PROBLEM TO WORK ON >>
Review the material and extract every line in which the word "chính" occurs.

THE RECORDS >>

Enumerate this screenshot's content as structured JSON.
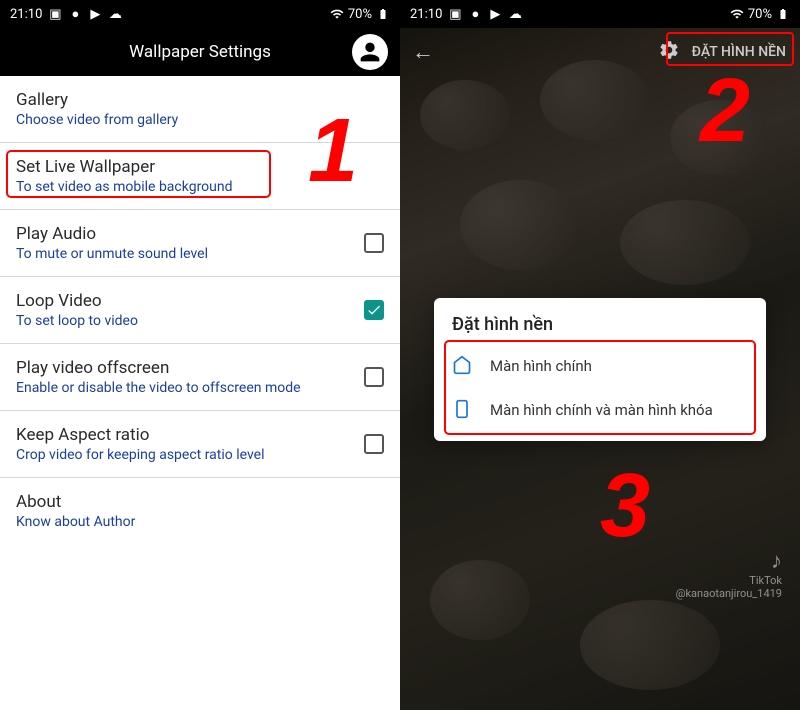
{
  "status": {
    "time": "21:10",
    "battery": "70%"
  },
  "left": {
    "headerTitle": "Wallpaper Settings",
    "items": {
      "gallery": {
        "title": "Gallery",
        "sub": "Choose video from gallery"
      },
      "setLive": {
        "title": "Set Live Wallpaper",
        "sub": "To set video as mobile background"
      },
      "playAudio": {
        "title": "Play Audio",
        "sub": "To mute or unmute sound level"
      },
      "loopVideo": {
        "title": "Loop Video",
        "sub": "To set loop to video"
      },
      "offscreen": {
        "title": "Play video offscreen",
        "sub": "Enable or disable the video to offscreen mode"
      },
      "aspect": {
        "title": "Keep Aspect ratio",
        "sub": "Crop video for keeping aspect ratio level"
      },
      "about": {
        "title": "About",
        "sub": "Know about Author"
      }
    }
  },
  "right": {
    "setButton": "ĐẶT HÌNH NỀN",
    "dialog": {
      "title": "Đặt hình nền",
      "option1": "Màn hình chính",
      "option2": "Màn hình chính và màn hình khóa"
    },
    "tiktok": {
      "brand": "TikTok",
      "handle": "@kanaotanjirou_1419"
    }
  },
  "annotations": {
    "n1": "1",
    "n2": "2",
    "n3": "3"
  }
}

ANSWER TO THE EXERCISE >>
      "option1": "Màn hình chính",
      "option2": "Màn hình chính và màn hình khóa"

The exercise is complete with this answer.